## start Data provided

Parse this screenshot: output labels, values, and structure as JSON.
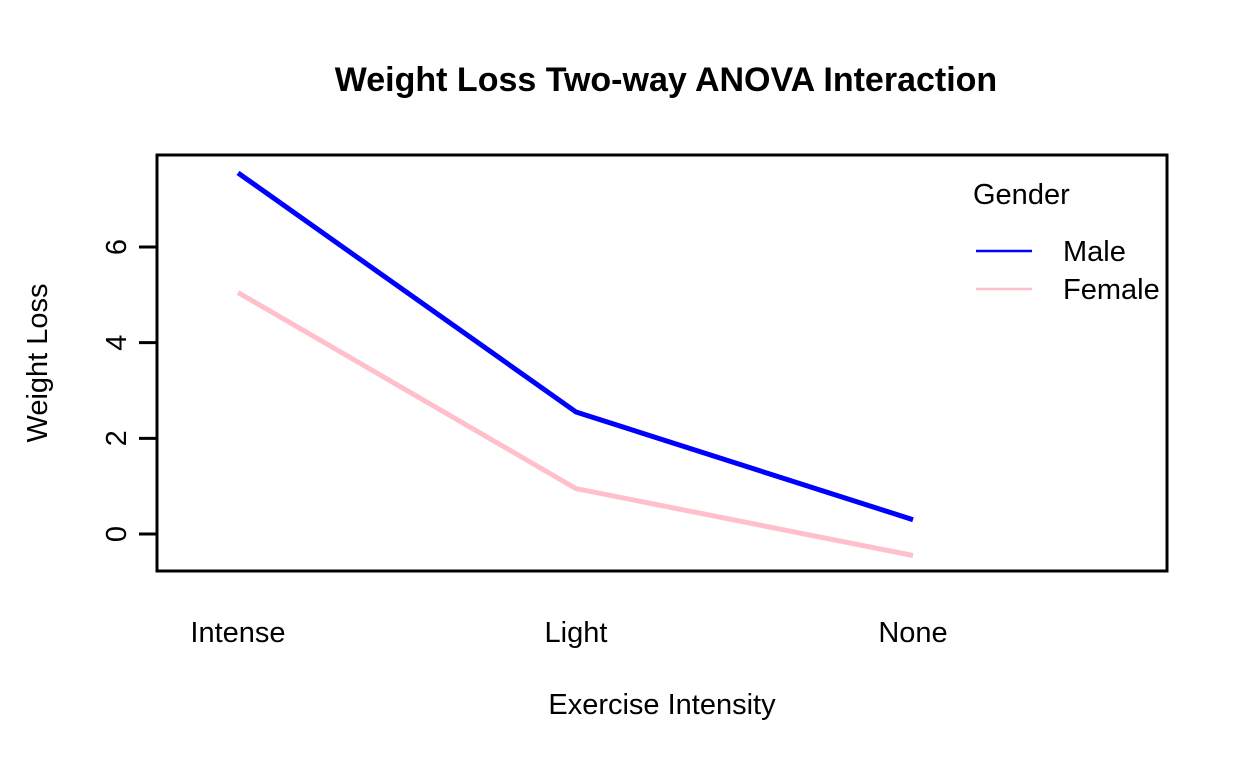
{
  "figure": {
    "background": "#FFFFFF"
  },
  "chart_data": {
    "type": "line",
    "title": "Weight Loss Two-way ANOVA Interaction",
    "xlabel": "Exercise Intensity",
    "ylabel": "Weight Loss",
    "categories": [
      "Intense",
      "Light",
      "None"
    ],
    "y_ticks": [
      0,
      2,
      4,
      6
    ],
    "ylim": [
      -0.8,
      7.9
    ],
    "grid": false,
    "legend": {
      "title": "Gender",
      "position": "top-right"
    },
    "series": [
      {
        "name": "Male",
        "color": "#0000FF",
        "values": [
          7.55,
          2.55,
          0.3
        ]
      },
      {
        "name": "Female",
        "color": "#FFC0CB",
        "values": [
          5.05,
          0.95,
          -0.45
        ]
      }
    ],
    "axis_color": "#000000",
    "text_color": "#000000"
  }
}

## end Data provided

* Requirement
Check each line above for the word "title", and copy the lines where it appears.

* Output of the exercise
    "title": "Weight Loss Two-way ANOVA Interaction",
      "title": "Gender",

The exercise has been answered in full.